■ THE EXERCISE
Transcribe the records in full, keeping every character as it is.

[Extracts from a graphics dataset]

## START

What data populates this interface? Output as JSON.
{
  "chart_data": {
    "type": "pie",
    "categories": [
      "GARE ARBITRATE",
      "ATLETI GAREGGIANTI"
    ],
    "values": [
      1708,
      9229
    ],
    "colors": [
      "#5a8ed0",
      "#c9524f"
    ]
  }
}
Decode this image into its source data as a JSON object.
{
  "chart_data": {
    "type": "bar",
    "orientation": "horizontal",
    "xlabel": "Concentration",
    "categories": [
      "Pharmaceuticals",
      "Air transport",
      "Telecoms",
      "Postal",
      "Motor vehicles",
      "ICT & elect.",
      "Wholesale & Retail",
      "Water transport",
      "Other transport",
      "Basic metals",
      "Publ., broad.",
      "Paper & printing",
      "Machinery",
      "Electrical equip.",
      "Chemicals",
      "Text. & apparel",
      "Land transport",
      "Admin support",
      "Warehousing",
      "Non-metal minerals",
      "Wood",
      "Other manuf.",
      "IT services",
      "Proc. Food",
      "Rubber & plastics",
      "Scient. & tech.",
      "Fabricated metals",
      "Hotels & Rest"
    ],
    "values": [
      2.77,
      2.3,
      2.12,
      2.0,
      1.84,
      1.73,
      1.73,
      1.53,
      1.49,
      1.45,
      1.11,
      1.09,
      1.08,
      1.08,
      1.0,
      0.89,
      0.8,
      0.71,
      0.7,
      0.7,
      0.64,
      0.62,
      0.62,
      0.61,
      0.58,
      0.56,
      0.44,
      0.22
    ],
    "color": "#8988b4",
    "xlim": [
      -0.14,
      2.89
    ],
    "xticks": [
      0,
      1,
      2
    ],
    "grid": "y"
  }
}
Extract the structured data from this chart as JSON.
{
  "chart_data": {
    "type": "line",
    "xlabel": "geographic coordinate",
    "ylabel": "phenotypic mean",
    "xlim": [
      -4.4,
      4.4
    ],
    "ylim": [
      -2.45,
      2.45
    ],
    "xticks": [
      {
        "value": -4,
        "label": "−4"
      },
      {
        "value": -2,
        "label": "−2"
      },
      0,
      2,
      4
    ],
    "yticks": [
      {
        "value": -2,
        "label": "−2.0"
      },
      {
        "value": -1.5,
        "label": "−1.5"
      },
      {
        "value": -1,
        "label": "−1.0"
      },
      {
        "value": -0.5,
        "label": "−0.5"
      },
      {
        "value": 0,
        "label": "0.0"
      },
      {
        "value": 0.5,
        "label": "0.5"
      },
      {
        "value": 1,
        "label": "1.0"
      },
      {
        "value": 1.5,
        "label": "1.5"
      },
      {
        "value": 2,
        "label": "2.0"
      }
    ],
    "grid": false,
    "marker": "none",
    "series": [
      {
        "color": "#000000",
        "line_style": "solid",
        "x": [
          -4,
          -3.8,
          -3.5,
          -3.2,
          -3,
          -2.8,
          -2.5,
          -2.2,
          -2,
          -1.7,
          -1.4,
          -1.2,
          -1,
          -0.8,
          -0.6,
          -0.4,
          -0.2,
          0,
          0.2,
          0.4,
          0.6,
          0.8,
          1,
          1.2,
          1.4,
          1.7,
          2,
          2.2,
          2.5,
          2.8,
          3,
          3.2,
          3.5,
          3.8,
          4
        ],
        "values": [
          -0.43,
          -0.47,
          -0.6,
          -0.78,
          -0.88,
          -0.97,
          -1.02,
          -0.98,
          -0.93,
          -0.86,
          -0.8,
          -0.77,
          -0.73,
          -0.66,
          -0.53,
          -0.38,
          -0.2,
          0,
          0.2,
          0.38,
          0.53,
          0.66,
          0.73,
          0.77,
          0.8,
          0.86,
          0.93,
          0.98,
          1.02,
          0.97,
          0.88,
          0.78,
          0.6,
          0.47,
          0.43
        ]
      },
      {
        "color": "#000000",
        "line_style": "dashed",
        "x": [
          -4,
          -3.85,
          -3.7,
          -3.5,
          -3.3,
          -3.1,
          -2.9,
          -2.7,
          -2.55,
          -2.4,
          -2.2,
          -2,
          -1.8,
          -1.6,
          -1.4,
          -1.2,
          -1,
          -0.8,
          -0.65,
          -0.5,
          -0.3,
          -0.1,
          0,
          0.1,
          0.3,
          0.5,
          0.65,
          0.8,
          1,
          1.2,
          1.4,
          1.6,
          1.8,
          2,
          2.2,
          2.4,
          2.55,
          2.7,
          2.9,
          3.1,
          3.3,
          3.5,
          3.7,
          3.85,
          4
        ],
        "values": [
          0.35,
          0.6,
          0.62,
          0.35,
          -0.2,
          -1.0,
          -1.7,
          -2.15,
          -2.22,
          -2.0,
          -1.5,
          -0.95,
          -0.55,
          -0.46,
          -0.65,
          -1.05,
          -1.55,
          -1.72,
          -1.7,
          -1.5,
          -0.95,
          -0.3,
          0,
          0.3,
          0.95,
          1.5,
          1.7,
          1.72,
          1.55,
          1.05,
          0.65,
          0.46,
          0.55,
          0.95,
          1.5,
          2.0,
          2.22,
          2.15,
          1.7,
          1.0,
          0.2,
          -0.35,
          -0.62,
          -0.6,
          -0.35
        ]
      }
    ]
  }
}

## END

■ FINISHED EXERCISE
What data populates this interface? Output as JSON.
{
  "chart_data": {
    "type": "pie",
    "categories": [
      "GARE ARBITRATE",
      "ATLETI GAREGGIANTI"
    ],
    "values": [
      1708,
      9229
    ],
    "colors": [
      "#5a8ed0",
      "#c9524f"
    ]
  }
}
Decode this image into its source data as a JSON object.
{
  "chart_data": {
    "type": "bar",
    "orientation": "horizontal",
    "xlabel": "Concentration",
    "categories": [
      "Pharmaceuticals",
      "Air transport",
      "Telecoms",
      "Postal",
      "Motor vehicles",
      "ICT & elect.",
      "Wholesale & Retail",
      "Water transport",
      "Other transport",
      "Basic metals",
      "Publ., broad.",
      "Paper & printing",
      "Machinery",
      "Electrical equip.",
      "Chemicals",
      "Text. & apparel",
      "Land transport",
      "Admin support",
      "Warehousing",
      "Non-metal minerals",
      "Wood",
      "Other manuf.",
      "IT services",
      "Proc. Food",
      "Rubber & plastics",
      "Scient. & tech.",
      "Fabricated metals",
      "Hotels & Rest"
    ],
    "values": [
      2.77,
      2.3,
      2.12,
      2.0,
      1.84,
      1.73,
      1.73,
      1.53,
      1.49,
      1.45,
      1.11,
      1.09,
      1.08,
      1.08,
      1.0,
      0.89,
      0.8,
      0.71,
      0.7,
      0.7,
      0.64,
      0.62,
      0.62,
      0.61,
      0.58,
      0.56,
      0.44,
      0.22
    ],
    "color": "#8988b4",
    "xlim": [
      -0.14,
      2.89
    ],
    "xticks": [
      0,
      1,
      2
    ],
    "grid": "y"
  }
}
Extract the structured data from this chart as JSON.
{
  "chart_data": {
    "type": "line",
    "xlabel": "geographic coordinate",
    "ylabel": "phenotypic mean",
    "xlim": [
      -4.4,
      4.4
    ],
    "ylim": [
      -2.45,
      2.45
    ],
    "xticks": [
      {
        "value": -4,
        "label": "−4"
      },
      {
        "value": -2,
        "label": "−2"
      },
      0,
      2,
      4
    ],
    "yticks": [
      {
        "value": -2,
        "label": "−2.0"
      },
      {
        "value": -1.5,
        "label": "−1.5"
      },
      {
        "value": -1,
        "label": "−1.0"
      },
      {
        "value": -0.5,
        "label": "−0.5"
      },
      {
        "value": 0,
        "label": "0.0"
      },
      {
        "value": 0.5,
        "label": "0.5"
      },
      {
        "value": 1,
        "label": "1.0"
      },
      {
        "value": 1.5,
        "label": "1.5"
      },
      {
        "value": 2,
        "label": "2.0"
      }
    ],
    "grid": false,
    "marker": "none",
    "series": [
      {
        "color": "#000000",
        "line_style": "solid",
        "x": [
          -4,
          -3.8,
          -3.5,
          -3.2,
          -3,
          -2.8,
          -2.5,
          -2.2,
          -2,
          -1.7,
          -1.4,
          -1.2,
          -1,
          -0.8,
          -0.6,
          -0.4,
          -0.2,
          0,
          0.2,
          0.4,
          0.6,
          0.8,
          1,
          1.2,
          1.4,
          1.7,
          2,
          2.2,
          2.5,
          2.8,
          3,
          3.2,
          3.5,
          3.8,
          4
        ],
        "values": [
          -0.43,
          -0.47,
          -0.6,
          -0.78,
          -0.88,
          -0.97,
          -1.02,
          -0.98,
          -0.93,
          -0.86,
          -0.8,
          -0.77,
          -0.73,
          -0.66,
          -0.53,
          -0.38,
          -0.2,
          0,
          0.2,
          0.38,
          0.53,
          0.66,
          0.73,
          0.77,
          0.8,
          0.86,
          0.93,
          0.98,
          1.02,
          0.97,
          0.88,
          0.78,
          0.6,
          0.47,
          0.43
        ]
      },
      {
        "color": "#000000",
        "line_style": "dashed",
        "x": [
          -4,
          -3.85,
          -3.7,
          -3.5,
          -3.3,
          -3.1,
          -2.9,
          -2.7,
          -2.55,
          -2.4,
          -2.2,
          -2,
          -1.8,
          -1.6,
          -1.4,
          -1.2,
          -1,
          -0.8,
          -0.65,
          -0.5,
          -0.3,
          -0.1,
          0,
          0.1,
          0.3,
          0.5,
          0.65,
          0.8,
          1,
          1.2,
          1.4,
          1.6,
          1.8,
          2,
          2.2,
          2.4,
          2.55,
          2.7,
          2.9,
          3.1,
          3.3,
          3.5,
          3.7,
          3.85,
          4
        ],
        "values": [
          0.35,
          0.6,
          0.62,
          0.35,
          -0.2,
          -1.0,
          -1.7,
          -2.15,
          -2.22,
          -2.0,
          -1.5,
          -0.95,
          -0.55,
          -0.46,
          -0.65,
          -1.05,
          -1.55,
          -1.72,
          -1.7,
          -1.5,
          -0.95,
          -0.3,
          0,
          0.3,
          0.95,
          1.5,
          1.7,
          1.72,
          1.55,
          1.05,
          0.65,
          0.46,
          0.55,
          0.95,
          1.5,
          2.0,
          2.22,
          2.15,
          1.7,
          1.0,
          0.2,
          -0.35,
          -0.62,
          -0.6,
          -0.35
        ]
      }
    ]
  }
}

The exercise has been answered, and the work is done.